(Data records)
━━━━━━━━━━
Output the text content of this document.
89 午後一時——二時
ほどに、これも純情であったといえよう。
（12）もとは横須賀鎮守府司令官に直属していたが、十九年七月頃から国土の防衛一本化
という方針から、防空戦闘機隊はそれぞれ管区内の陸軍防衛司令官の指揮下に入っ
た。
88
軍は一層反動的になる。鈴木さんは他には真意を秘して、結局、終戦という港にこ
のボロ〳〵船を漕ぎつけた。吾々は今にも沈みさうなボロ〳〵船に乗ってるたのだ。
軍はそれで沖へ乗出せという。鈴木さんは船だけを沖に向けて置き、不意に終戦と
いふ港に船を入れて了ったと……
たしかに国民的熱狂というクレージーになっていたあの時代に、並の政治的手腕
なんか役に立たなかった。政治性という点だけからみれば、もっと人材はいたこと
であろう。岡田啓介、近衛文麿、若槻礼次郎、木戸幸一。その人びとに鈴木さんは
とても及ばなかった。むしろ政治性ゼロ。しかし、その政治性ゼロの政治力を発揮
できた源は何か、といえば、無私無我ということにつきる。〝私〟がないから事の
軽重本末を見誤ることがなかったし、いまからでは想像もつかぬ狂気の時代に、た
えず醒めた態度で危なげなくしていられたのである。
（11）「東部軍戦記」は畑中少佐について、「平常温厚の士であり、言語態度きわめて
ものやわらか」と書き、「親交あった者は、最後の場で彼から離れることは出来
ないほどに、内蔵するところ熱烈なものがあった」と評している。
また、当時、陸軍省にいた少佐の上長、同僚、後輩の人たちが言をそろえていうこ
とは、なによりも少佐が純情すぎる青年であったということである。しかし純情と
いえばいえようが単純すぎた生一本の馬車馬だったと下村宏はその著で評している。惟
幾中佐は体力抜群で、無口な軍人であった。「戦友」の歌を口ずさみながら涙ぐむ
━━━━━━━━━━
=== What is required ===
Set every line of the listing down word for word.

=== Output below ===
Output the text content of this document.
89 午後一時——二時
ほどに、これも純情であったといえよう。
（12）もとは横須賀鎮守府司令官に直属していたが、十九年七月頃から国土の防衛一本化
という方針から、防空戦闘機隊はそれぞれ管区内の陸軍防衛司令官の指揮下に入っ
た。
88
軍は一層反動的になる。鈴木さんは他には真意を秘して、結局、終戦という港にこ
のボロ〳〵船を漕ぎつけた。吾々は今にも沈みさうなボロ〳〵船に乗ってるたのだ。
軍はそれで沖へ乗出せという。鈴木さんは船だけを沖に向けて置き、不意に終戦と
いふ港に船を入れて了ったと……
たしかに国民的熱狂というクレージーになっていたあの時代に、並の政治的手腕
なんか役に立たなかった。政治性という点だけからみれば、もっと人材はいたこと
であろう。岡田啓介、近衛文麿、若槻礼次郎、木戸幸一。その人びとに鈴木さんは
とても及ばなかった。むしろ政治性ゼロ。しかし、その政治性ゼロの政治力を発揮
できた源は何か、といえば、無私無我ということにつきる。〝私〟がないから事の
軽重本末を見誤ることがなかったし、いまからでは想像もつかぬ狂気の時代に、た
えず醒めた態度で危なげなくしていられたのである。
（11）「東部軍戦記」は畑中少佐について、「平常温厚の士であり、言語態度きわめて
ものやわらか」と書き、「親交あった者は、最後の場で彼から離れることは出来
ないほどに、内蔵するところ熱烈なものがあった」と評している。
また、当時、陸軍省にいた少佐の上長、同僚、後輩の人たちが言をそろえていうこ
とは、なによりも少佐が純情すぎる青年であったということである。しかし純情と
いえばいえようが単純すぎた生一本の馬車馬だったと下村宏はその著で評している。惟
幾中佐は体力抜群で、無口な軍人であった。「戦友」の歌を口ずさみながら涙ぐむ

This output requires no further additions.